TASK INPUT —

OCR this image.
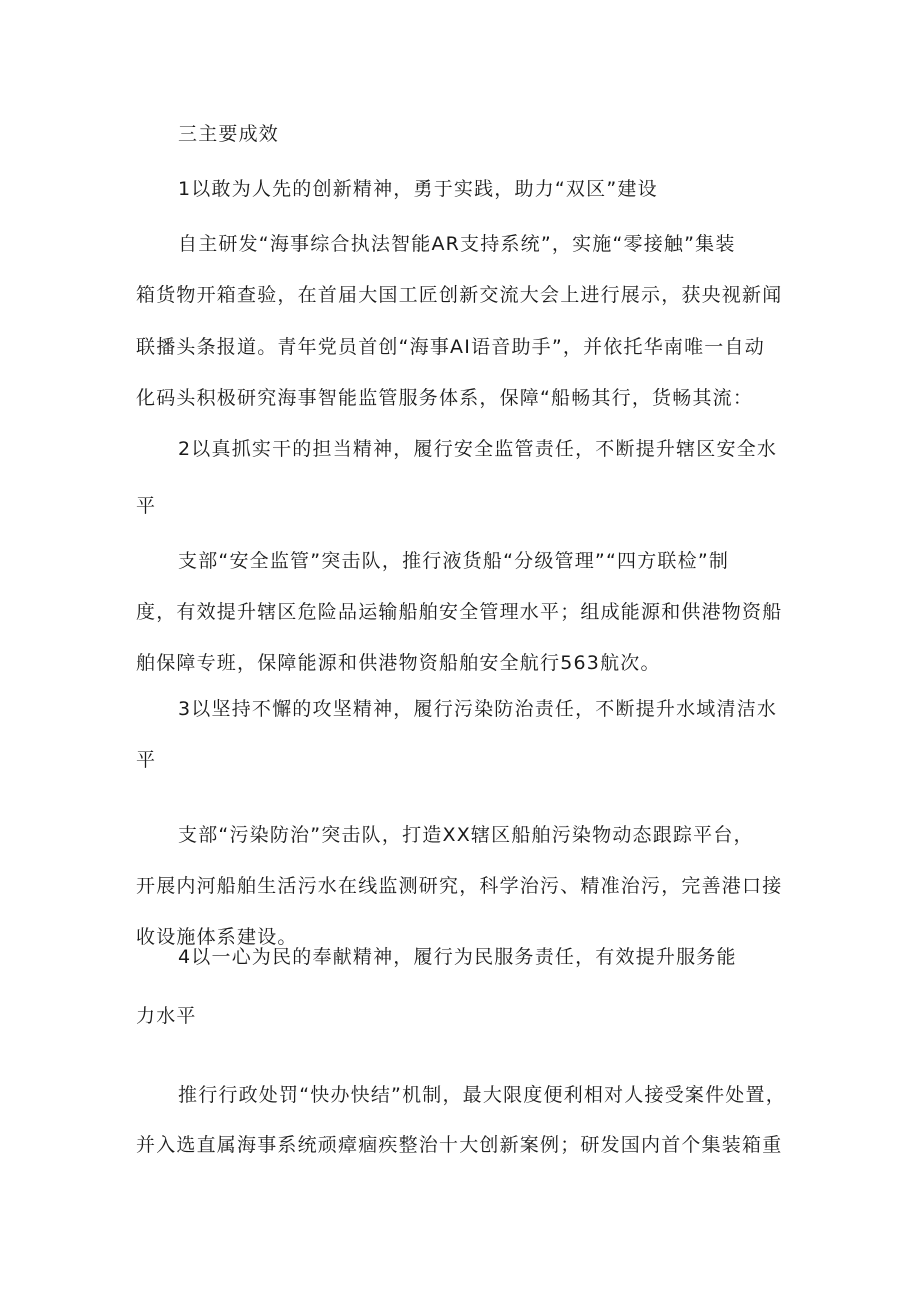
三主要成效
1以敢为人先的创新精神，勇于实践，助力“双区”建设
自主研发“海事综合执法智能AR支持系统”，实施“零接触”集装
箱货物开箱查验，在首届大国工匠创新交流大会上进行展示，获央视新闻
联播头条报道。青年党员首创“海事AI语音助手”，并依托华南唯一自动
化码头积极研究海事智能监管服务体系，保障“船畅其行，货畅其流：
2以真抓实干的担当精神，履行安全监管责任，不断提升辖区安全水
平
支部“安全监管”突击队，推行液货船“分级管理”“四方联检”制
度，有效提升辖区危险品运输船舶安全管理水平；组成能源和供港物资船
舶保障专班，保障能源和供港物资船舶安全航行563航次。
3以坚持不懈的攻坚精神，履行污染防治责任，不断提升水域清洁水
平
支部“污染防治”突击队，打造XX辖区船舶污染物动态跟踪平台，
开展内河船舶生活污水在线监测研究，科学治污、精准治污，完善港口接
收设施体系建设。
4以一心为民的奉献精神，履行为民服务责任，有效提升服务能
力水平
推行行政处罚“快办快结”机制，最大限度便利相对人接受案件处置，
并入选直属海事系统顽瘴痼疾整治十大创新案例；研发国内首个集装箱重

WHAT TO PRODUCE — Pictures in the data above should not be copied; transcribe everything else exactly.

THE REPLY —
OCR this image.
三主要成效
1以敢为人先的创新精神，勇于实践，助力“双区”建设
自主研发“海事综合执法智能AR支持系统”，实施“零接触”集装
箱货物开箱查验，在首届大国工匠创新交流大会上进行展示，获央视新闻
联播头条报道。青年党员首创“海事AI语音助手”，并依托华南唯一自动
化码头积极研究海事智能监管服务体系，保障“船畅其行，货畅其流：
2以真抓实干的担当精神，履行安全监管责任，不断提升辖区安全水
平
支部“安全监管”突击队，推行液货船“分级管理”“四方联检”制
度，有效提升辖区危险品运输船舶安全管理水平；组成能源和供港物资船
舶保障专班，保障能源和供港物资船舶安全航行563航次。
3以坚持不懈的攻坚精神，履行污染防治责任，不断提升水域清洁水
平
支部“污染防治”突击队，打造XX辖区船舶污染物动态跟踪平台，
开展内河船舶生活污水在线监测研究，科学治污、精准治污，完善港口接
收设施体系建设。
4以一心为民的奉献精神，履行为民服务责任，有效提升服务能
力水平
推行行政处罚“快办快结”机制，最大限度便利相对人接受案件处置，
并入选直属海事系统顽瘴痼疾整治十大创新案例；研发国内首个集装箱重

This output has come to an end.